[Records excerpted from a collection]
■ ■ ■ ■
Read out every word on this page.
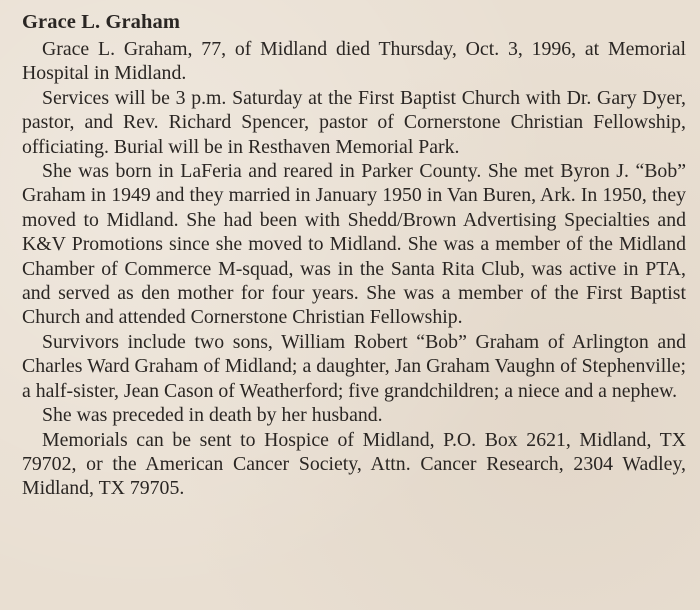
Grace L. Graham

Grace L. Graham, 77, of Midland died Thursday, Oct. 3, 1996, at Memorial Hospital in Midland.

Services will be 3 p.m. Saturday at the First Baptist Church with Dr. Gary Dyer, pastor, and Rev. Richard Spencer, pastor of Cornerstone Christian Fellowship, officiating. Burial will be in Resthaven Memorial Park.

She was born in LaFeria and reared in Parker County. She met Byron J. “Bob” Graham in 1949 and they married in January 1950 in Van Buren, Ark. In 1950, they moved to Midland. She had been with Shedd/Brown Advertising Specialties and K&V Promotions since she moved to Midland. She was a member of the Midland Chamber of Commerce M-squad, was in the Santa Rita Club, was active in PTA, and served as den mother for four years. She was a member of the First Baptist Church and attended Cornerstone Christian Fellowship.

Survivors include two sons, William Robert “Bob” Graham of Arlington and Charles Ward Graham of Midland; a daughter, Jan Graham Vaughn of Stephenville; a half-sister, Jean Cason of Weatherford; five grandchildren; a niece and a nephew.

She was preceded in death by her husband.

Memorials can be sent to Hospice of Midland, P.O. Box 2621, Midland, TX 79702, or the American Cancer Society, Attn. Cancer Research, 2304 Wadley, Midland, TX 79705.
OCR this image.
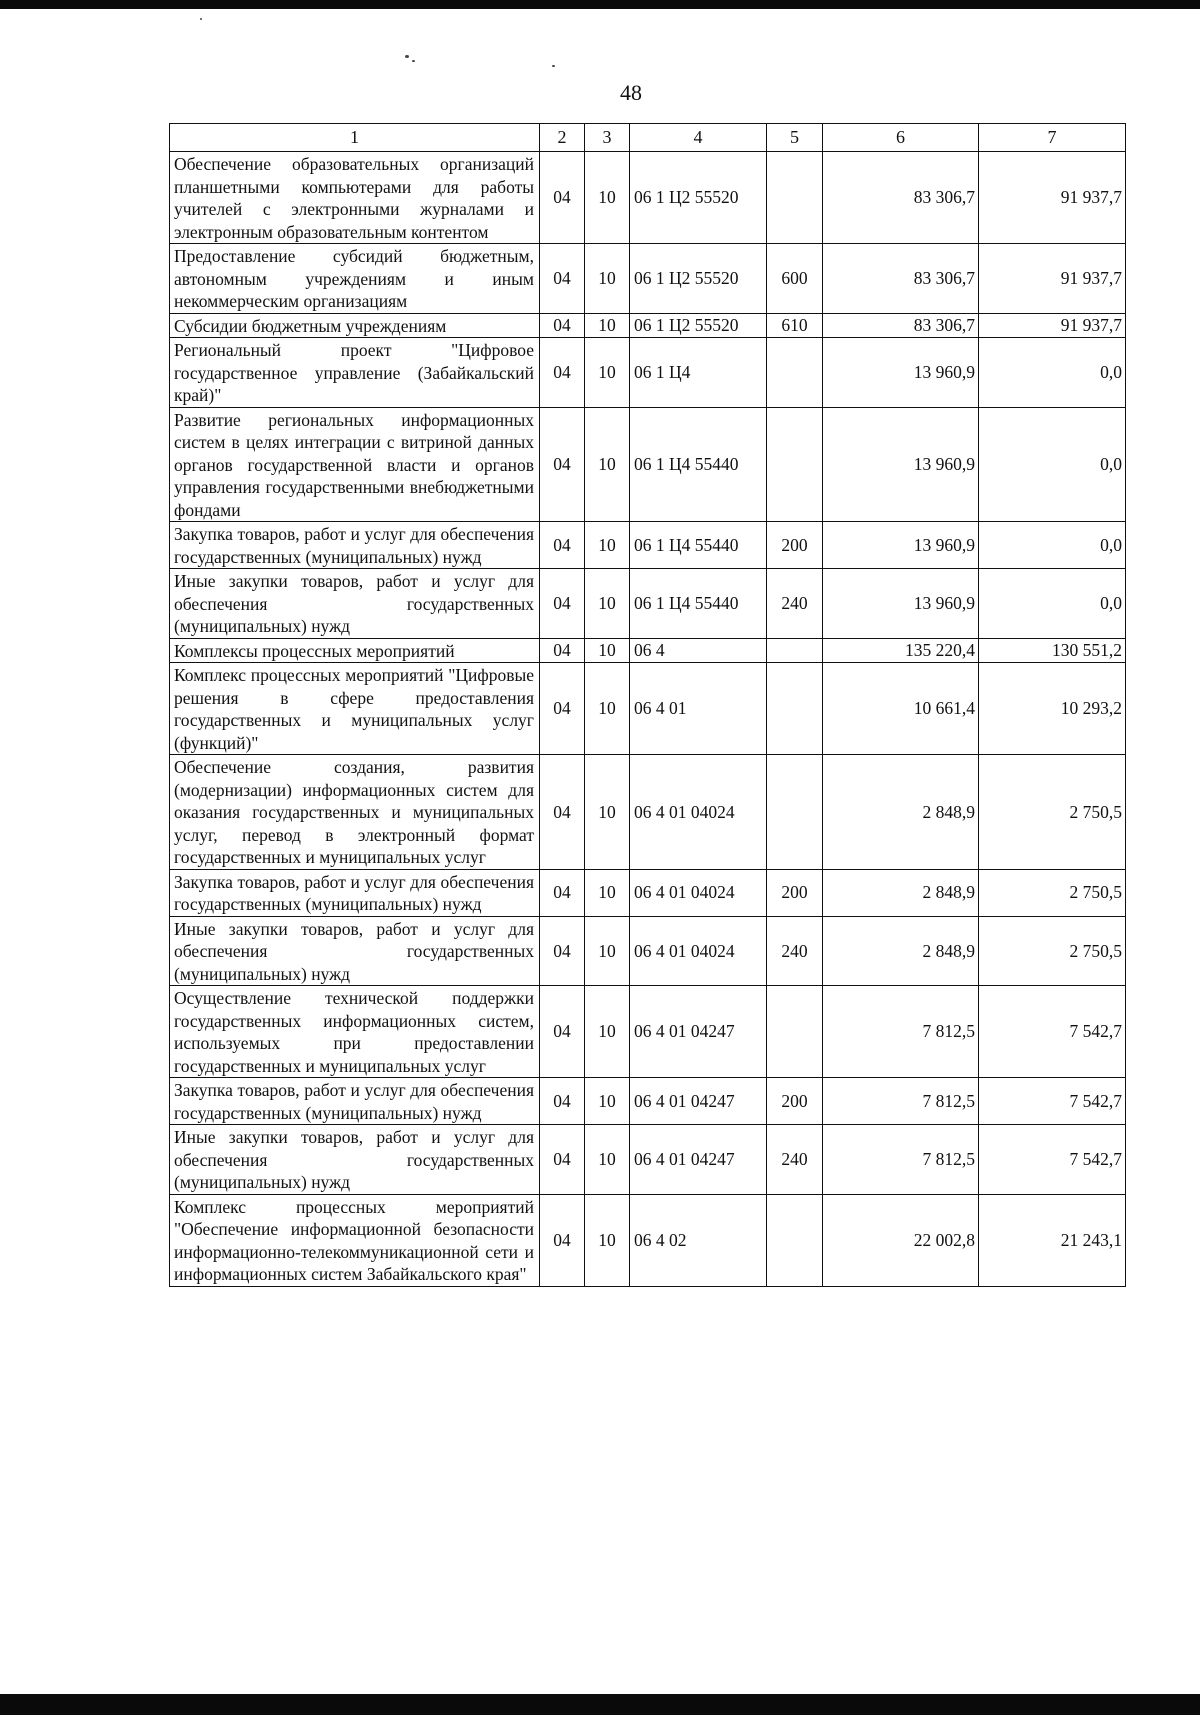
48
1	2	3	4	5	6	7
Обеспечение образовательных организаций планшетными компьютерами для работы учителей с электронными журналами и электронным образовательным контентом	04	10	06 1 Ц2 55520		83 306,7	91 937,7
Предоставление субсидий бюджетным, автономным учреждениям и иным некоммерческим организациям	04	10	06 1 Ц2 55520	600	83 306,7	91 937,7
Субсидии бюджетным учреждениям	04	10	06 1 Ц2 55520	610	83 306,7	91 937,7
Региональный проект "Цифровое государственное управление (Забайкальский край)"	04	10	06 1 Ц4		13 960,9	0,0
Развитие региональных информационных систем в целях интеграции с витриной данных органов государственной власти и органов управления государственными внебюджетными фондами	04	10	06 1 Ц4 55440		13 960,9	0,0
Закупка товаров, работ и услуг для обеспечения государственных (муниципальных) нужд	04	10	06 1 Ц4 55440	200	13 960,9	0,0
Иные закупки товаров, работ и услуг для обеспечения государственных (муниципальных) нужд	04	10	06 1 Ц4 55440	240	13 960,9	0,0
Комплексы процессных мероприятий	04	10	06 4		135 220,4	130 551,2
Комплекс процессных мероприятий "Цифровые решения в сфере предоставления государственных и муниципальных услуг (функций)"	04	10	06 4 01		10 661,4	10 293,2
Обеспечение создания, развития (модернизации) информационных систем для оказания государственных и муниципальных услуг, перевод в электронный формат государственных и муниципальных услуг	04	10	06 4 01 04024		2 848,9	2 750,5
Закупка товаров, работ и услуг для обеспечения государственных (муниципальных) нужд	04	10	06 4 01 04024	200	2 848,9	2 750,5
Иные закупки товаров, работ и услуг для обеспечения государственных (муниципальных) нужд	04	10	06 4 01 04024	240	2 848,9	2 750,5
Осуществление технической поддержки государственных информационных систем, используемых при предоставлении государственных и муниципальных услуг	04	10	06 4 01 04247		7 812,5	7 542,7
Закупка товаров, работ и услуг для обеспечения государственных (муниципальных) нужд	04	10	06 4 01 04247	200	7 812,5	7 542,7
Иные закупки товаров, работ и услуг для обеспечения государственных (муниципальных) нужд	04	10	06 4 01 04247	240	7 812,5	7 542,7
Комплекс процессных мероприятий "Обеспечение информационной безопасности информационно-телекоммуникационной сети и информационных систем Забайкальского края"	04	10	06 4 02		22 002,8	21 243,1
■ ■ ■ ■
Objective – Select the lines in this material that hold the word "закупки", leaving none out.

Problem solution –
Иные закупки товаров, работ и услуг для обеспечения государственных (муниципальных) нужд	04	10	06 1 Ц4 55440	240	13 960,9	0,0
Иные закупки товаров, работ и услуг для обеспечения государственных (муниципальных) нужд	04	10	06 4 01 04024	240	2 848,9	2 750,5
Иные закупки товаров, работ и услуг для обеспечения государственных (муниципальных) нужд	04	10	06 4 01 04247	240	7 812,5	7 542,7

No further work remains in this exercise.